*SHORT PROBLEM*
Return every line of the data below that includes the string "Minotti".

========================================================================

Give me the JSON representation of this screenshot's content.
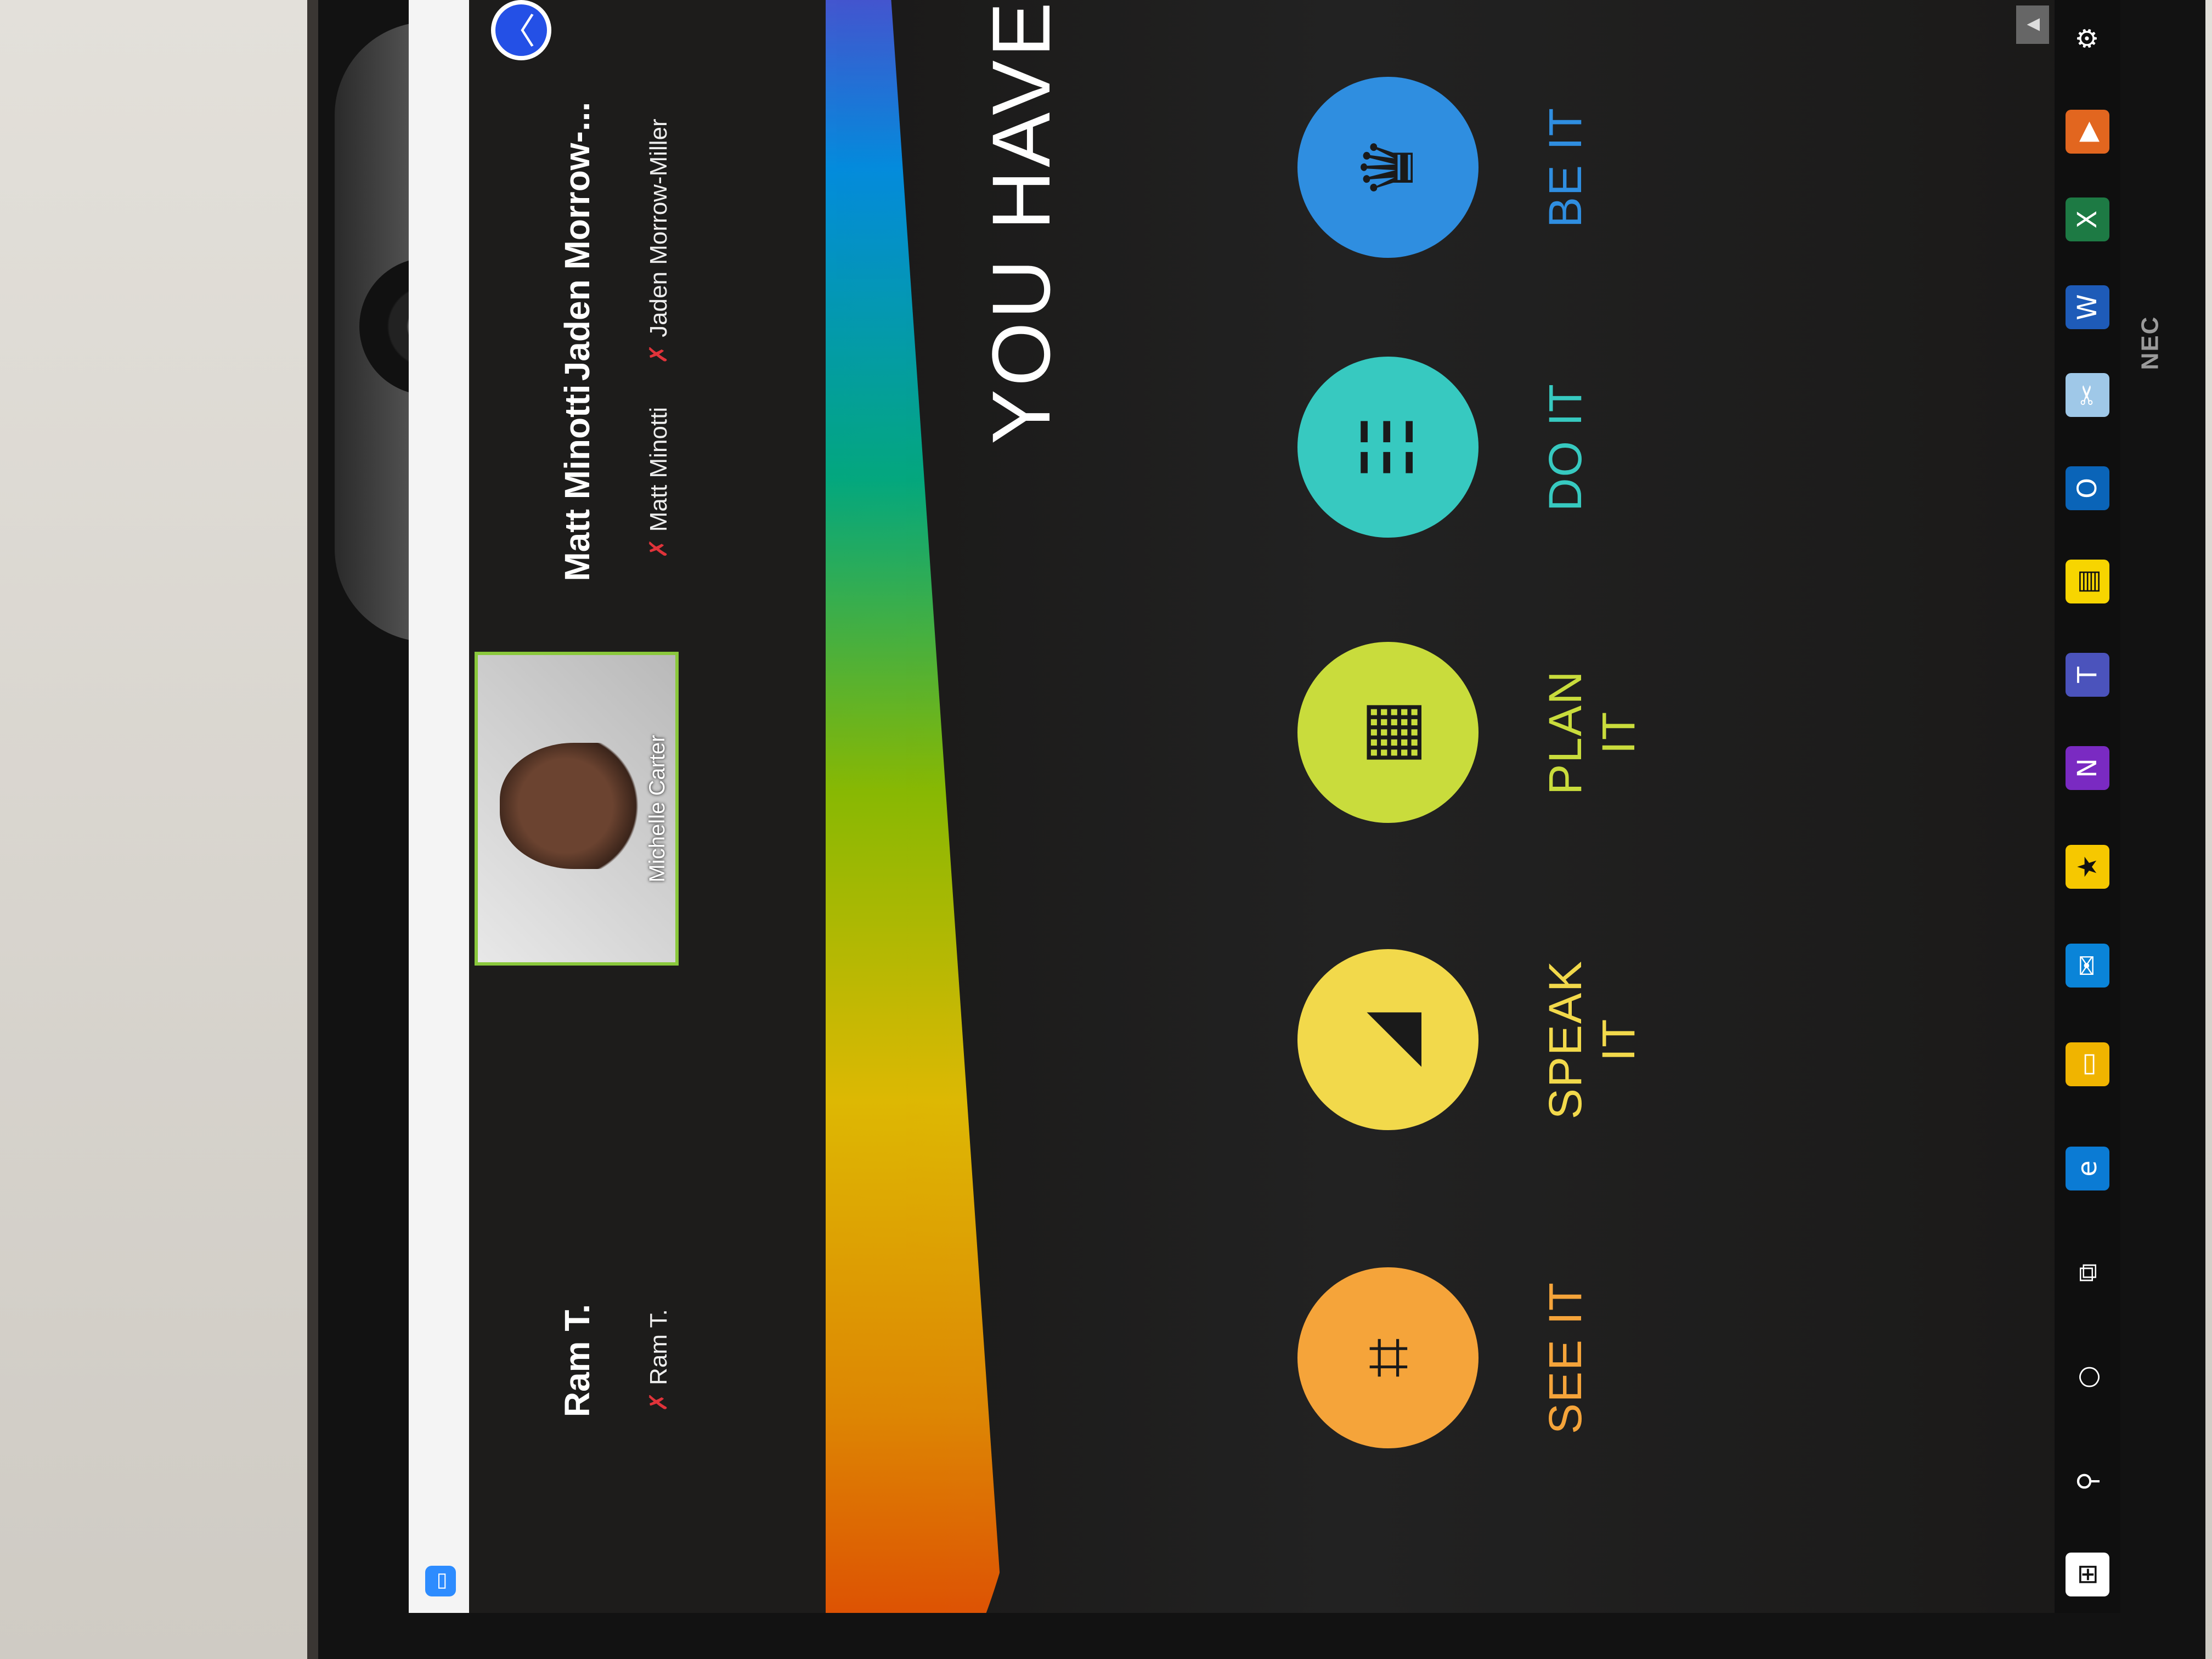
{
  "device": {
    "brand": "NEC"
  },
  "meeting": {
    "participants": [
      {
        "display_name": "Ram T.",
        "sub_name": "Ram T."
      },
      {
        "display_name": "Matt Minotti",
        "sub_name": "Matt Minotti"
      },
      {
        "display_name": "Jaden  Morrow-...",
        "sub_name": "Jaden Morrow-Miller"
      }
    ],
    "video_tile": {
      "name": "Michelle Carter"
    }
  },
  "slide": {
    "headline": "YOU HAVE TO...",
    "steps": [
      {
        "label": "SEE IT",
        "color": "#f5a43a",
        "label_color": "#f5a43a",
        "icon": "binoculars-icon"
      },
      {
        "label": "SPEAK IT",
        "color": "#f2d94b",
        "label_color": "#f2d94b",
        "icon": "speaker-icon"
      },
      {
        "label": "PLAN IT",
        "color": "#c9dc3c",
        "label_color": "#c9dc3c",
        "icon": "calendar-icon"
      },
      {
        "label": "DO IT",
        "color": "#37c9c0",
        "label_color": "#37c9c0",
        "icon": "checklist-icon"
      },
      {
        "label": "BE IT",
        "color": "#2f8ee0",
        "label_color": "#2f8ee0",
        "icon": "trophy-icon"
      }
    ]
  },
  "taskbar": {
    "items": [
      "windows-start-icon",
      "search-icon",
      "cortana-icon",
      "task-view-icon",
      "edge-icon",
      "file-explorer-icon",
      "mail-icon",
      "discover-app-icon",
      "onenote-icon",
      "teams-icon",
      "sticky-notes-icon",
      "outlook-icon",
      "snip-tool-icon",
      "word-icon",
      "excel-icon",
      "zoom-icon",
      "settings-icon"
    ]
  }
}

========================================================================

*REPLY TO THE TASK*
        "display_name": "Matt Minotti",
        "sub_name": "Matt Minotti"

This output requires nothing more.